::: EXERCISE MATERIALS

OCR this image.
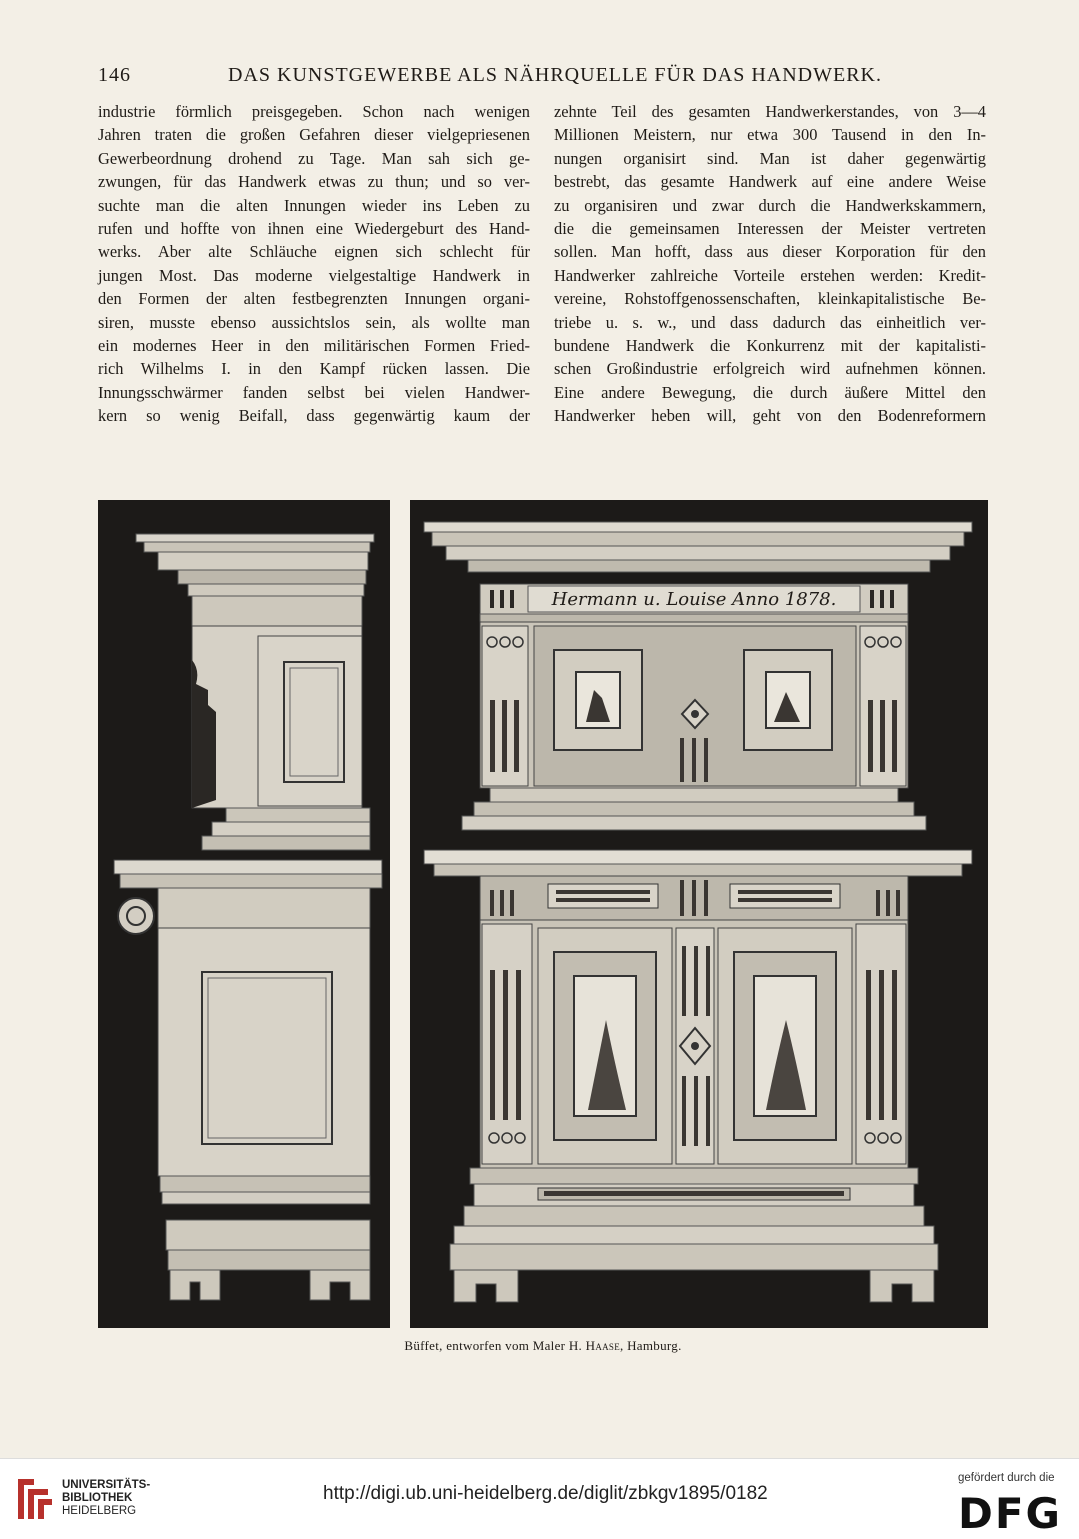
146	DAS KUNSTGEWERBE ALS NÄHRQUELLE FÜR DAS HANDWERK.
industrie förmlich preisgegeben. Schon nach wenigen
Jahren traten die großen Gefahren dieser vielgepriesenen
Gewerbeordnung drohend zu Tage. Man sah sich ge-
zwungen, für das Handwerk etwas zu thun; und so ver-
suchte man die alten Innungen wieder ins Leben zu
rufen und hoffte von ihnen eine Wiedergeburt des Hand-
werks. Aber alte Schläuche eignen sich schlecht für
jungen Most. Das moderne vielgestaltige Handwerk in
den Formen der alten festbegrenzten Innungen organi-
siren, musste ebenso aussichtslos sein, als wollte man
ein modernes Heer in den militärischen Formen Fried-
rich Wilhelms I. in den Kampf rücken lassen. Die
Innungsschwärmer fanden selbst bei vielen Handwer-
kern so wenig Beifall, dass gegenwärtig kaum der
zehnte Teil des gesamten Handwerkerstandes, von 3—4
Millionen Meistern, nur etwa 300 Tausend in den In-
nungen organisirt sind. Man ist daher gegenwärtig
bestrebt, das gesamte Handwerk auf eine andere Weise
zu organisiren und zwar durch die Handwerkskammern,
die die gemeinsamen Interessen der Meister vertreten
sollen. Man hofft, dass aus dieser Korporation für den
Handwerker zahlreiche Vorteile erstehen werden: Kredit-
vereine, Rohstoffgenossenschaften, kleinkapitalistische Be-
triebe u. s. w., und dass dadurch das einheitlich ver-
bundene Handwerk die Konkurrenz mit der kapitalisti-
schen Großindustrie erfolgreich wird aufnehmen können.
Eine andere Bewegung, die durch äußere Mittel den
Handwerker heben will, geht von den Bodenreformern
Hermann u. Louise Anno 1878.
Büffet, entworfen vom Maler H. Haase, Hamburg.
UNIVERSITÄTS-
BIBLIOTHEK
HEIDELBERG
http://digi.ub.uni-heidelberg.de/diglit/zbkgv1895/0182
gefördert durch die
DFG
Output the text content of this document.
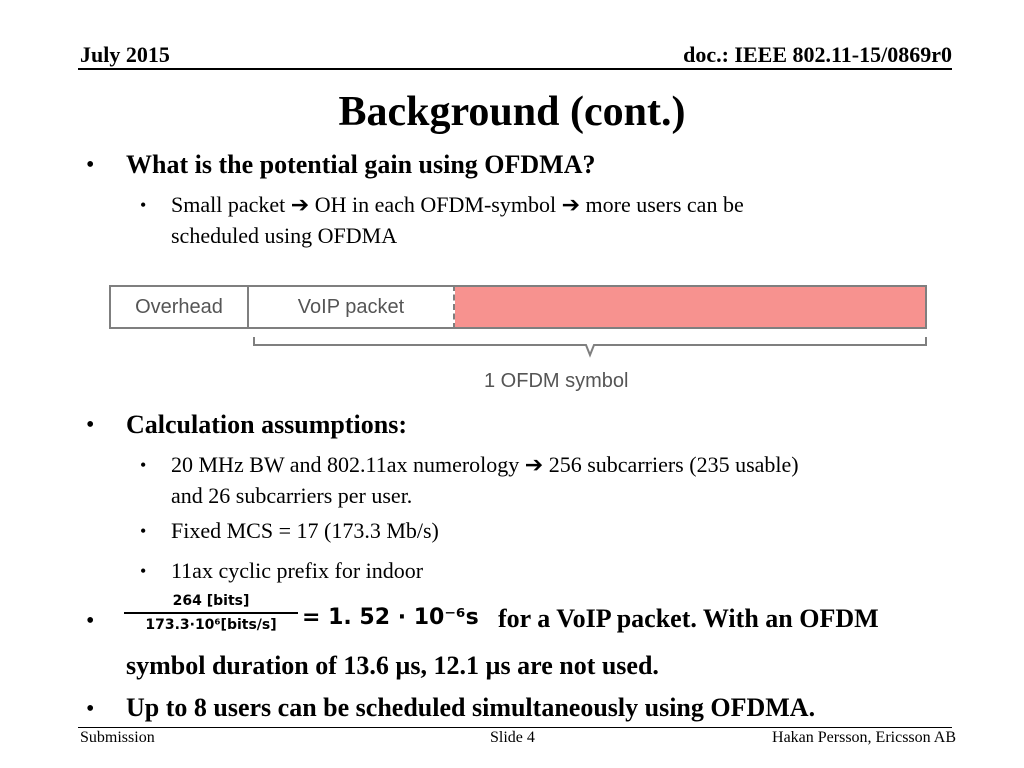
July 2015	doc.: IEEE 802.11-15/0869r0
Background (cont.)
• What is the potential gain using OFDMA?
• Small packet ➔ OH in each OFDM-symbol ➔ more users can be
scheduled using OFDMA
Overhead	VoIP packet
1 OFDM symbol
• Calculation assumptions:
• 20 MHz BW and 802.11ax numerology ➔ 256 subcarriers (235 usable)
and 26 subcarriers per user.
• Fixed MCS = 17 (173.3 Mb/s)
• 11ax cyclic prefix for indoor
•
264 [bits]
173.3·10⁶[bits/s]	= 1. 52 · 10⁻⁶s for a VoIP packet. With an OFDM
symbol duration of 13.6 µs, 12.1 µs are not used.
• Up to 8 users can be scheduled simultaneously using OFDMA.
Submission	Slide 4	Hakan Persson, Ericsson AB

::::::

Output the full set of records above without changing a word, and drop the images.

OCR this image.
146	DAS KUNSTGEWERBE ALS NÄHRQUELLE FÜR DAS HANDWERK.
industrie förmlich preisgegeben. Schon nach wenigen
Jahren traten die großen Gefahren dieser vielgepriesenen
Gewerbeordnung drohend zu Tage. Man sah sich ge-
zwungen, für das Handwerk etwas zu thun; und so ver-
suchte man die alten Innungen wieder ins Leben zu
rufen und hoffte von ihnen eine Wiedergeburt des Hand-
werks. Aber alte Schläuche eignen sich schlecht für
jungen Most. Das moderne vielgestaltige Handwerk in
den Formen der alten festbegrenzten Innungen organi-
siren, musste ebenso aussichtslos sein, als wollte man
ein modernes Heer in den militärischen Formen Fried-
rich Wilhelms I. in den Kampf rücken lassen. Die
Innungsschwärmer fanden selbst bei vielen Handwer-
kern so wenig Beifall, dass gegenwärtig kaum der
zehnte Teil des gesamten Handwerkerstandes, von 3—4
Millionen Meistern, nur etwa 300 Tausend in den In-
nungen organisirt sind. Man ist daher gegenwärtig
bestrebt, das gesamte Handwerk auf eine andere Weise
zu organisiren und zwar durch die Handwerkskammern,
die die gemeinsamen Interessen der Meister vertreten
sollen. Man hofft, dass aus dieser Korporation für den
Handwerker zahlreiche Vorteile erstehen werden: Kredit-
vereine, Rohstoffgenossenschaften, kleinkapitalistische Be-
triebe u. s. w., und dass dadurch das einheitlich ver-
bundene Handwerk die Konkurrenz mit der kapitalisti-
schen Großindustrie erfolgreich wird aufnehmen können.
Eine andere Bewegung, die durch äußere Mittel den
Handwerker heben will, geht von den Bodenreformern
Hermann u. Louise Anno 1878.
Büffet, entworfen vom Maler H. Haase, Hamburg.
UNIVERSITÄTS-
BIBLIOTHEK
HEIDELBERG
http://digi.ub.uni-heidelberg.de/diglit/zbkgv1895/0182
gefördert durch die
DFG
Output the text content of this document.
July 2015	doc.: IEEE 802.11-15/0869r0
Background (cont.)
• What is the potential gain using OFDMA?
• Small packet ➔ OH in each OFDM-symbol ➔ more users can be
scheduled using OFDMA
Overhead	VoIP packet
1 OFDM symbol
• Calculation assumptions:
• 20 MHz BW and 802.11ax numerology ➔ 256 subcarriers (235 usable)
and 26 subcarriers per user.
• Fixed MCS = 17 (173.3 Mb/s)
• 11ax cyclic prefix for indoor
•
264 [bits]
173.3·10⁶[bits/s]	= 1. 52 · 10⁻⁶s for a VoIP packet. With an OFDM
symbol duration of 13.6 µs, 12.1 µs are not used.
• Up to 8 users can be scheduled simultaneously using OFDMA.
Submission	Slide 4	Hakan Persson, Ericsson AB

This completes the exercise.